> **Stated task**
Count how many lines hold the string "this". Answer with that number and nothing more.

> **Extracted material**
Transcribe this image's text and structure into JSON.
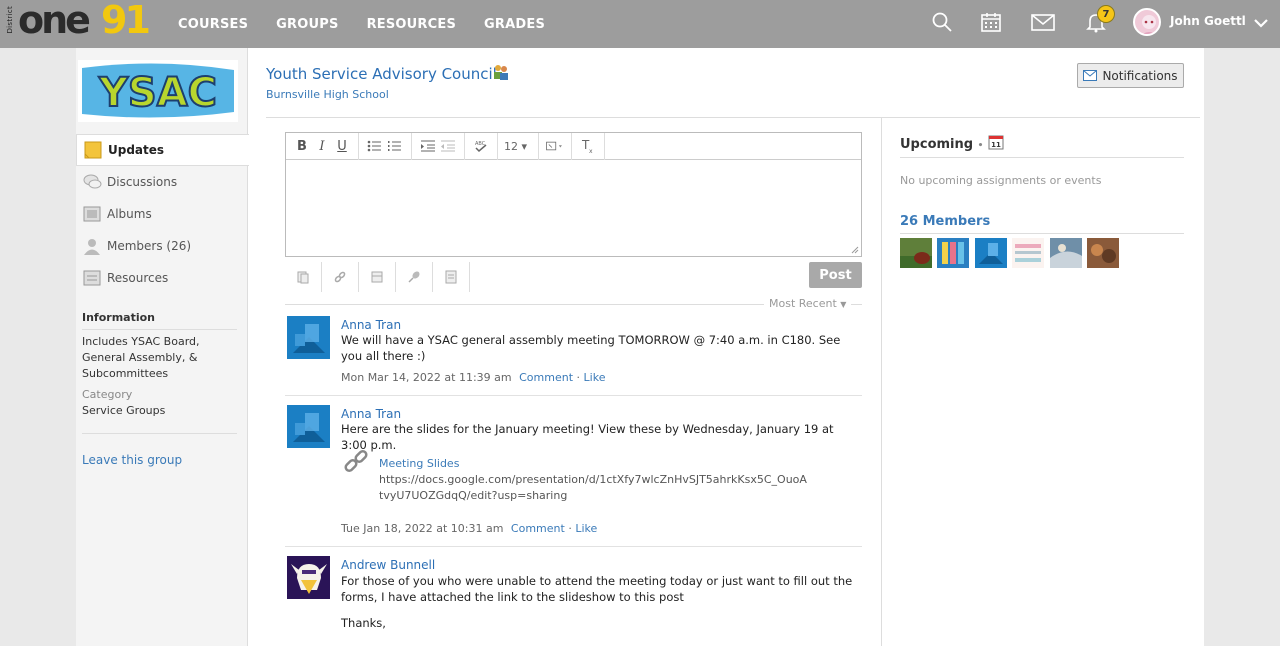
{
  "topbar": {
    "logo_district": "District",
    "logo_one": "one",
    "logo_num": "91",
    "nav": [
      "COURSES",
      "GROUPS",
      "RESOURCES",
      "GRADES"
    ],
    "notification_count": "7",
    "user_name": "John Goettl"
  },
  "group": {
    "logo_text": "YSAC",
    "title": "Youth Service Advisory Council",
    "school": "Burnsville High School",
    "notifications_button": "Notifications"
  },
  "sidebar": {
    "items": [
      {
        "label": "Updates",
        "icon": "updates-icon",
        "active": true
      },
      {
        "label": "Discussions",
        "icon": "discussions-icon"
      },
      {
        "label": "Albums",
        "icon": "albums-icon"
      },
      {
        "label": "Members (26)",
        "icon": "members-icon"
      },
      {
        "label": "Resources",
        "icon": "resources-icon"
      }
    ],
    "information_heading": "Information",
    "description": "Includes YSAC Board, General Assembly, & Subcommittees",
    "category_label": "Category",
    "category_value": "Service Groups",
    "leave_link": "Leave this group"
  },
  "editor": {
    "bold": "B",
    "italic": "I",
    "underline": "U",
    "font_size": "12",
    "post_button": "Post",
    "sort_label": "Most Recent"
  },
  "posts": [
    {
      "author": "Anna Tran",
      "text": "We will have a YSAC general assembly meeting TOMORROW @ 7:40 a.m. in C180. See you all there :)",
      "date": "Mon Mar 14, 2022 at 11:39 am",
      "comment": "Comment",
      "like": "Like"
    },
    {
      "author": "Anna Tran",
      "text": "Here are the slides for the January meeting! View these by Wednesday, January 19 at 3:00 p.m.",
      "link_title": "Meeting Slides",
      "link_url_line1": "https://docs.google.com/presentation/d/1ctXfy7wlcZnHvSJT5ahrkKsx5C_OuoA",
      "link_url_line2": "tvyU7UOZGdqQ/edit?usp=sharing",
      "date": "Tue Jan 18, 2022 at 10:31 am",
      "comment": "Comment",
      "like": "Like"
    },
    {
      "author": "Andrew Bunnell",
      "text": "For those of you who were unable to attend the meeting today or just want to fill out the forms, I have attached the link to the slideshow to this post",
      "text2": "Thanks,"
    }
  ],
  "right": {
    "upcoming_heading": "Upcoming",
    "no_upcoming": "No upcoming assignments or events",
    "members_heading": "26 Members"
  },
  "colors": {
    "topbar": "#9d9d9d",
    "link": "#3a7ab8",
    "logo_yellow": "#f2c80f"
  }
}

--

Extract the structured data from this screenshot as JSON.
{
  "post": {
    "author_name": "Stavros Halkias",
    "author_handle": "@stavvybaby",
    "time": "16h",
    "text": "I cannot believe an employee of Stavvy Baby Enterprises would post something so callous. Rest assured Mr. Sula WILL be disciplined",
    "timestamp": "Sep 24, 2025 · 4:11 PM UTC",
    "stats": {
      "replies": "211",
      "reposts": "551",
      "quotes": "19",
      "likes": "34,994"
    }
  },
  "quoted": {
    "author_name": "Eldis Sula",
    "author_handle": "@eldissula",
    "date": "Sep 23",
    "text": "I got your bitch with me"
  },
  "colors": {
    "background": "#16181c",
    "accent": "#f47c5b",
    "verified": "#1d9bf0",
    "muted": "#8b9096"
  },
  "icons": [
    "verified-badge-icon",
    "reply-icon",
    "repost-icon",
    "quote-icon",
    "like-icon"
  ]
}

> **Full response**
4